── Excerpt to read

I now desire to describe at some length the actual topographical circumstances of Verdun and later I shall discuss the fashion in which an automobile transport system was improvised to meet the situation created by the interruption of traffic by German artillery fire along the two considerable railroad lines. It was this system which actually saved the town and is the real “miracle of Verdun,” if one is to have miracles to explain what brave and skilful men do.

I saw Verdun on April 6th. I went through the city, which was little more than a mass of ashes, with General Dubois, the military governor of the town itself, and with him I went to Fort de la Chaume, on one of the highest hills near Verdun, and from this vantage point had the whole countryside explained to me. The day on which I visited Verdun was the first completely quiet day in weeks, and I was thus fortunate in being able to see and to go about without the disturbing or hindering circumstances which are incident to a bombardment.

The city of Verdun is situated at the bottom of the Meuse Valley on both sides of the river. But the main portion of the town is on the west bank and surrounds a low hill, crowned by the cathedral and old Vauban citadel. The town is surrounded by old ramparts, long ago deprived of military value and belonging, like the citadel, to eighteenth century warfare. The Valley of the Meuse is here several miles wide, as flat as your hand, and the river, which is small but fairly deep, a real obstacle since it cannot be forded, wanders back and forth from one side of the valley to the other. Below Verdun it is doubled, as a military obstacle, by the Canal de l’Est.

────

Tasks and exercises
a: According to the Verdun excerpt, on what date did the writer see Verdun?
b: Please mark each statement yes or no against the Verdun excerpt, quoting the deciding words: (i) The main portion of Verdun lies on the east bank of the Meuse. (ii) The Meuse cannot be forded there. (iii) Fort de la Chaume stands on one of the highest hills near Verdun.
The lines after the Verdun excerpt have nothing to do with it.

── Recorded data

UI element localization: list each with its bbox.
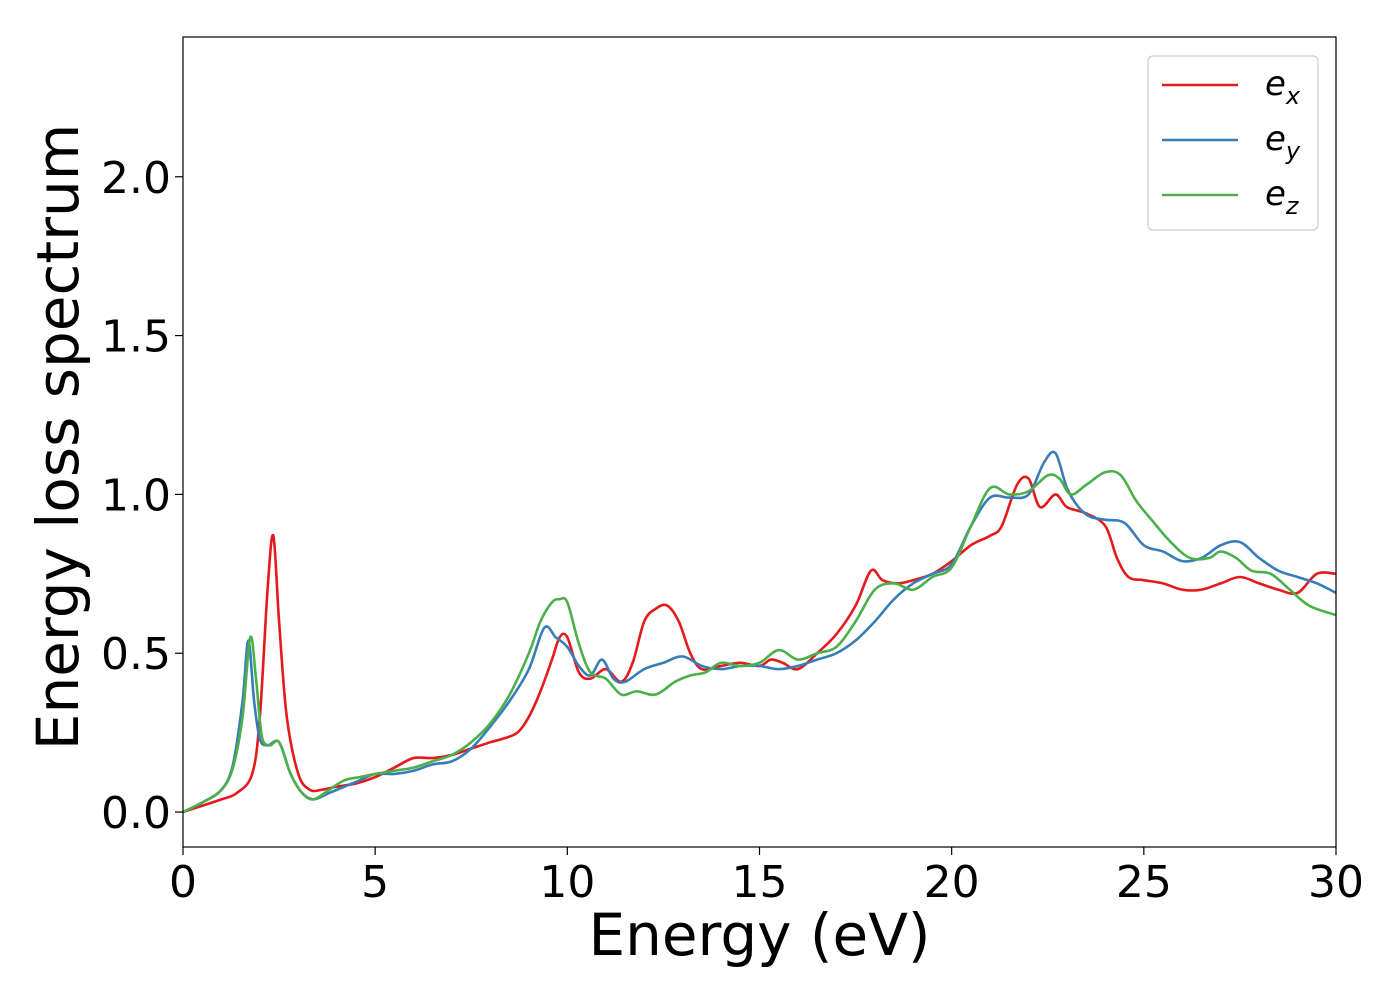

────

Answers to the exercises
a: April 6th.

b:
(i) No: "the main portion of the town is on the west bank"
(ii) Yes: "a real obstacle since it cannot be forded"
(iii) Yes: "Fort de la Chaume, on one of the highest hills near Verdun"